§ Task objective: Give the data below again, word for word.
-.-.-
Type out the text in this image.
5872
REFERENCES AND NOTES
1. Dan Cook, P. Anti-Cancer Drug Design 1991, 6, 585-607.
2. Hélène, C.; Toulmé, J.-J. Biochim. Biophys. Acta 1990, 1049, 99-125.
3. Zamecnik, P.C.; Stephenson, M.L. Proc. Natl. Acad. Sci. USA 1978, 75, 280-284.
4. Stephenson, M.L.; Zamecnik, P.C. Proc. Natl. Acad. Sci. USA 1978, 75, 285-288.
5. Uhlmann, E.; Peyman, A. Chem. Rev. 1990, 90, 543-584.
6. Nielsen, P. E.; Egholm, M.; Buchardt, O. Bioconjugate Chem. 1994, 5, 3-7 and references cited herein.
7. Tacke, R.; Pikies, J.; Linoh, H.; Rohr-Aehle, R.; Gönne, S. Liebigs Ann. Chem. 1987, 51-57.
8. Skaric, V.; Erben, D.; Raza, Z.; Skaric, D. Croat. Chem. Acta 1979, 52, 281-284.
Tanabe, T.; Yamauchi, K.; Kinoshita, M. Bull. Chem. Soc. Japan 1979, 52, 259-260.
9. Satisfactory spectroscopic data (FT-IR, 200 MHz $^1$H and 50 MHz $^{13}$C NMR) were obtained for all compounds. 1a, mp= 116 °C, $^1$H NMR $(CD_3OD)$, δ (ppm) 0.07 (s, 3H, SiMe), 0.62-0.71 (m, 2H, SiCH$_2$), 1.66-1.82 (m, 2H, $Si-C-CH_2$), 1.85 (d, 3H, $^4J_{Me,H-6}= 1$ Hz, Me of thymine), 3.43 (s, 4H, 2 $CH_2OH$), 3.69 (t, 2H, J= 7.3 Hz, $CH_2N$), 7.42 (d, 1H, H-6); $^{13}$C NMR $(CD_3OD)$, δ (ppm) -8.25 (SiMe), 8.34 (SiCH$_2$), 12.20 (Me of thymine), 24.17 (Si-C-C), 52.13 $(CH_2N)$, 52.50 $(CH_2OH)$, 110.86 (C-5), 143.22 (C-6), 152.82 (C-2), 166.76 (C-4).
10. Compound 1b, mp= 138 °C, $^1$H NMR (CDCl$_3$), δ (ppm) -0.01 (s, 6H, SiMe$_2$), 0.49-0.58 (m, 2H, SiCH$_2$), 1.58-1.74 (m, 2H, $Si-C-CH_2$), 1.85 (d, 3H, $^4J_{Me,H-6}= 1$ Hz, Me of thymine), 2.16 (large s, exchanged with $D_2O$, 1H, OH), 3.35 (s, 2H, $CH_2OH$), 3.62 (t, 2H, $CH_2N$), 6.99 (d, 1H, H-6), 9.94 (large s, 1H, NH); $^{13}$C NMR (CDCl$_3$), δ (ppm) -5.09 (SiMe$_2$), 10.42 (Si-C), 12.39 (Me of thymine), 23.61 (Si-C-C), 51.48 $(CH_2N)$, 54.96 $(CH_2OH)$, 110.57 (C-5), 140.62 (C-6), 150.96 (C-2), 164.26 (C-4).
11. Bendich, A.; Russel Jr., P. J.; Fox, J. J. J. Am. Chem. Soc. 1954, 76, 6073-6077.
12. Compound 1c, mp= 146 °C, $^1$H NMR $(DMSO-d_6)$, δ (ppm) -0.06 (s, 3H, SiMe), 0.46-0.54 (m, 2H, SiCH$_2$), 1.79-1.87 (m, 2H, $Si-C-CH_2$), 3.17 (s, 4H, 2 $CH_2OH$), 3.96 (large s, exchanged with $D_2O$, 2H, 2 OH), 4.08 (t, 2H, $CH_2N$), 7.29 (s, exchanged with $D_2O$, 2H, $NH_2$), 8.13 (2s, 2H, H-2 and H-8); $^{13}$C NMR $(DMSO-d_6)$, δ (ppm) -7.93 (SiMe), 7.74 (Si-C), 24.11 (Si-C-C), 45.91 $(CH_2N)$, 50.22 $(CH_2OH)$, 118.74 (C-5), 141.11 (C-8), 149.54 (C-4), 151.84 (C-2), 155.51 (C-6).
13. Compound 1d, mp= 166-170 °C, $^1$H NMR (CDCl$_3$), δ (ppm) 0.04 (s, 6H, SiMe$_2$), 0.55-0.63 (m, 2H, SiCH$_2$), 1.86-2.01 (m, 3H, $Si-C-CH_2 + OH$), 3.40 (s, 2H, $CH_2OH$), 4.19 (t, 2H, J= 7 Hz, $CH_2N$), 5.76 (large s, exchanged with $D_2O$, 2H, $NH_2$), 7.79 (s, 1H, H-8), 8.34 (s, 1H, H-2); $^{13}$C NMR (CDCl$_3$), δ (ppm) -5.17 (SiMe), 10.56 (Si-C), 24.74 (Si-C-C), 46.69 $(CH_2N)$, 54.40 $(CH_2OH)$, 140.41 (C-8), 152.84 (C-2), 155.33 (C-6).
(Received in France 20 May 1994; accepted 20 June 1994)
-.-.-
§ Answer below:
Type out the text in this image.
5872
REFERENCES AND NOTES
1. Dan Cook, P. Anti-Cancer Drug Design 1991, 6, 585-607.
2. Hélène, C.; Toulmé, J.-J. Biochim. Biophys. Acta 1990, 1049, 99-125.
3. Zamecnik, P.C.; Stephenson, M.L. Proc. Natl. Acad. Sci. USA 1978, 75, 280-284.
4. Stephenson, M.L.; Zamecnik, P.C. Proc. Natl. Acad. Sci. USA 1978, 75, 285-288.
5. Uhlmann, E.; Peyman, A. Chem. Rev. 1990, 90, 543-584.
6. Nielsen, P. E.; Egholm, M.; Buchardt, O. Bioconjugate Chem. 1994, 5, 3-7 and references cited herein.
7. Tacke, R.; Pikies, J.; Linoh, H.; Rohr-Aehle, R.; Gönne, S. Liebigs Ann. Chem. 1987, 51-57.
8. Skaric, V.; Erben, D.; Raza, Z.; Skaric, D. Croat. Chem. Acta 1979, 52, 281-284.
Tanabe, T.; Yamauchi, K.; Kinoshita, M. Bull. Chem. Soc. Japan 1979, 52, 259-260.
9. Satisfactory spectroscopic data (FT-IR, 200 MHz $^1$H and 50 MHz $^{13}$C NMR) were obtained for all compounds. 1a, mp= 116 °C, $^1$H NMR $(CD_3OD)$, δ (ppm) 0.07 (s, 3H, SiMe), 0.62-0.71 (m, 2H, SiCH$_2$), 1.66-1.82 (m, 2H, $Si-C-CH_2$), 1.85 (d, 3H, $^4J_{Me,H-6}= 1$ Hz, Me of thymine), 3.43 (s, 4H, 2 $CH_2OH$), 3.69 (t, 2H, J= 7.3 Hz, $CH_2N$), 7.42 (d, 1H, H-6); $^{13}$C NMR $(CD_3OD)$, δ (ppm) -8.25 (SiMe), 8.34 (SiCH$_2$), 12.20 (Me of thymine), 24.17 (Si-C-C), 52.13 $(CH_2N)$, 52.50 $(CH_2OH)$, 110.86 (C-5), 143.22 (C-6), 152.82 (C-2), 166.76 (C-4).
10. Compound 1b, mp= 138 °C, $^1$H NMR (CDCl$_3$), δ (ppm) -0.01 (s, 6H, SiMe$_2$), 0.49-0.58 (m, 2H, SiCH$_2$), 1.58-1.74 (m, 2H, $Si-C-CH_2$), 1.85 (d, 3H, $^4J_{Me,H-6}= 1$ Hz, Me of thymine), 2.16 (large s, exchanged with $D_2O$, 1H, OH), 3.35 (s, 2H, $CH_2OH$), 3.62 (t, 2H, $CH_2N$), 6.99 (d, 1H, H-6), 9.94 (large s, 1H, NH); $^{13}$C NMR (CDCl$_3$), δ (ppm) -5.09 (SiMe$_2$), 10.42 (Si-C), 12.39 (Me of thymine), 23.61 (Si-C-C), 51.48 $(CH_2N)$, 54.96 $(CH_2OH)$, 110.57 (C-5), 140.62 (C-6), 150.96 (C-2), 164.26 (C-4).
11. Bendich, A.; Russel Jr., P. J.; Fox, J. J. J. Am. Chem. Soc. 1954, 76, 6073-6077.
12. Compound 1c, mp= 146 °C, $^1$H NMR $(DMSO-d_6)$, δ (ppm) -0.06 (s, 3H, SiMe), 0.46-0.54 (m, 2H, SiCH$_2$), 1.79-1.87 (m, 2H, $Si-C-CH_2$), 3.17 (s, 4H, 2 $CH_2OH$), 3.96 (large s, exchanged with $D_2O$, 2H, 2 OH), 4.08 (t, 2H, $CH_2N$), 7.29 (s, exchanged with $D_2O$, 2H, $NH_2$), 8.13 (2s, 2H, H-2 and H-8); $^{13}$C NMR $(DMSO-d_6)$, δ (ppm) -7.93 (SiMe), 7.74 (Si-C), 24.11 (Si-C-C), 45.91 $(CH_2N)$, 50.22 $(CH_2OH)$, 118.74 (C-5), 141.11 (C-8), 149.54 (C-4), 151.84 (C-2), 155.51 (C-6).
13. Compound 1d, mp= 166-170 °C, $^1$H NMR (CDCl$_3$), δ (ppm) 0.04 (s, 6H, SiMe$_2$), 0.55-0.63 (m, 2H, SiCH$_2$), 1.86-2.01 (m, 3H, $Si-C-CH_2 + OH$), 3.40 (s, 2H, $CH_2OH$), 4.19 (t, 2H, J= 7 Hz, $CH_2N$), 5.76 (large s, exchanged with $D_2O$, 2H, $NH_2$), 7.79 (s, 1H, H-8), 8.34 (s, 1H, H-2); $^{13}$C NMR (CDCl$_3$), δ (ppm) -5.17 (SiMe), 10.56 (Si-C), 24.74 (Si-C-C), 46.69 $(CH_2N)$, 54.40 $(CH_2OH)$, 140.41 (C-8), 152.84 (C-2), 155.33 (C-6).
(Received in France 20 May 1994; accepted 20 June 1994)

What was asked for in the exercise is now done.